*AIM OF THE TASK*. Tell me how many lines hold "this", please, using only the number.

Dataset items
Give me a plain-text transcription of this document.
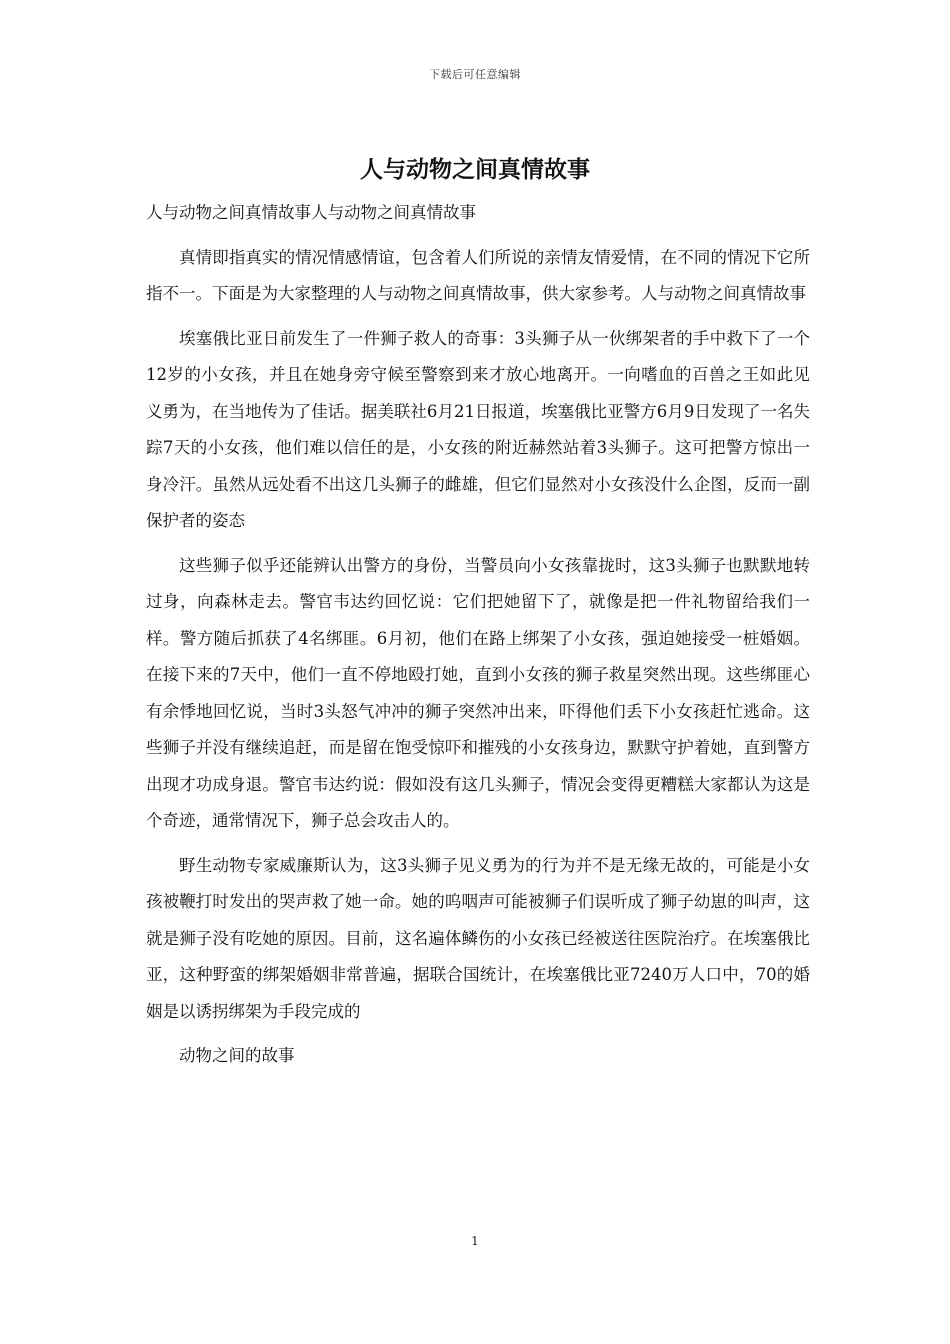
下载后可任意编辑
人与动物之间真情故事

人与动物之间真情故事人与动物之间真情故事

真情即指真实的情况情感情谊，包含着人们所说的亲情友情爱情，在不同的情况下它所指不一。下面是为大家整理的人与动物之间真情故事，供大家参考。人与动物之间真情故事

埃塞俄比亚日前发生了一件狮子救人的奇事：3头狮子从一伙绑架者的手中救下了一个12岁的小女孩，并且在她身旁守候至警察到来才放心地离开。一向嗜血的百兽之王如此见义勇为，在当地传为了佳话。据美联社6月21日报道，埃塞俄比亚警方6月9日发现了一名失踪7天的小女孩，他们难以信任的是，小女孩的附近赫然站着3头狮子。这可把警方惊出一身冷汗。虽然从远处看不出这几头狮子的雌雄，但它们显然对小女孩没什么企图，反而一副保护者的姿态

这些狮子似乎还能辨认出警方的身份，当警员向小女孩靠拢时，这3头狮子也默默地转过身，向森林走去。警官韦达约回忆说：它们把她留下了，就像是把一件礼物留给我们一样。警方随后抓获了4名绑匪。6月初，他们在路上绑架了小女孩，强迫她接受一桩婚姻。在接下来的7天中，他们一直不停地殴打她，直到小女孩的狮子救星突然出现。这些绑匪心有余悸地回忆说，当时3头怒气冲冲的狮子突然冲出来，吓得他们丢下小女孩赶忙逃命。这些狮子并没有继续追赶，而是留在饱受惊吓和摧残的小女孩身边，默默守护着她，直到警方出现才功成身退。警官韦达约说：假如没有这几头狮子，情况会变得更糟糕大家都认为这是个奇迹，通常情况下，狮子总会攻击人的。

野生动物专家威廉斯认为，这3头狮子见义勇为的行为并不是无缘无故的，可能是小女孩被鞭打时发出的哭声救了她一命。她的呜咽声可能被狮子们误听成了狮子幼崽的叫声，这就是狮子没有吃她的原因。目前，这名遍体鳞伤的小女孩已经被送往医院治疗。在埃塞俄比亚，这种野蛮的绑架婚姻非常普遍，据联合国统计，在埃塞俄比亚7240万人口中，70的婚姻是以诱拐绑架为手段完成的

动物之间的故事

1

--

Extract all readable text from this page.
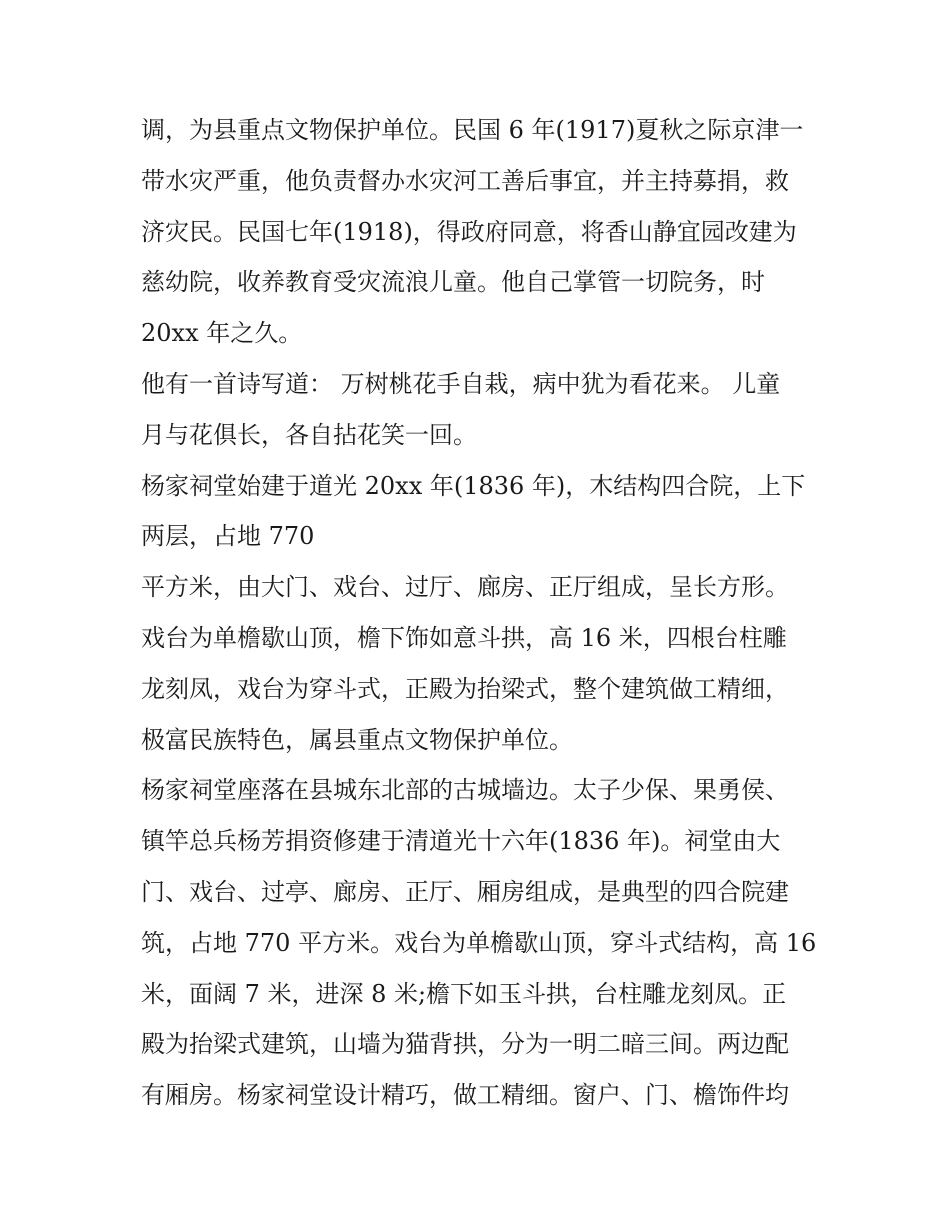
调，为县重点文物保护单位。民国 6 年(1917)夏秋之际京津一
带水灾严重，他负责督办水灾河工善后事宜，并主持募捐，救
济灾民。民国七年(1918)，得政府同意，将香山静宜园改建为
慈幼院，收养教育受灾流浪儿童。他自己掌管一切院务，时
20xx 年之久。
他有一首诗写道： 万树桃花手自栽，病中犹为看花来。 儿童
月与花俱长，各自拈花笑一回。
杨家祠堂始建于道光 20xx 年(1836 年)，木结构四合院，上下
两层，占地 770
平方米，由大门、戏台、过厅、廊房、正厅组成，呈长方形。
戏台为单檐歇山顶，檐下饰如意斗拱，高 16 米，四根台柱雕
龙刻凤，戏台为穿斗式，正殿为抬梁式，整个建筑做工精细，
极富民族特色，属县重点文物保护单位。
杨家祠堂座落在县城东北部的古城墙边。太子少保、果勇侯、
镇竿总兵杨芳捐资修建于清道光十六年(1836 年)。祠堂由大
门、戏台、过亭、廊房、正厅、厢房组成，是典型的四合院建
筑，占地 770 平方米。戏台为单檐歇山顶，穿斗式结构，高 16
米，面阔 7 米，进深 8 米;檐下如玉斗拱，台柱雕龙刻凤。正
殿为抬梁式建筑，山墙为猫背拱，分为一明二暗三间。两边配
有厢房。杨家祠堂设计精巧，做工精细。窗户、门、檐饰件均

*PROBLEM SOLUTION*. 2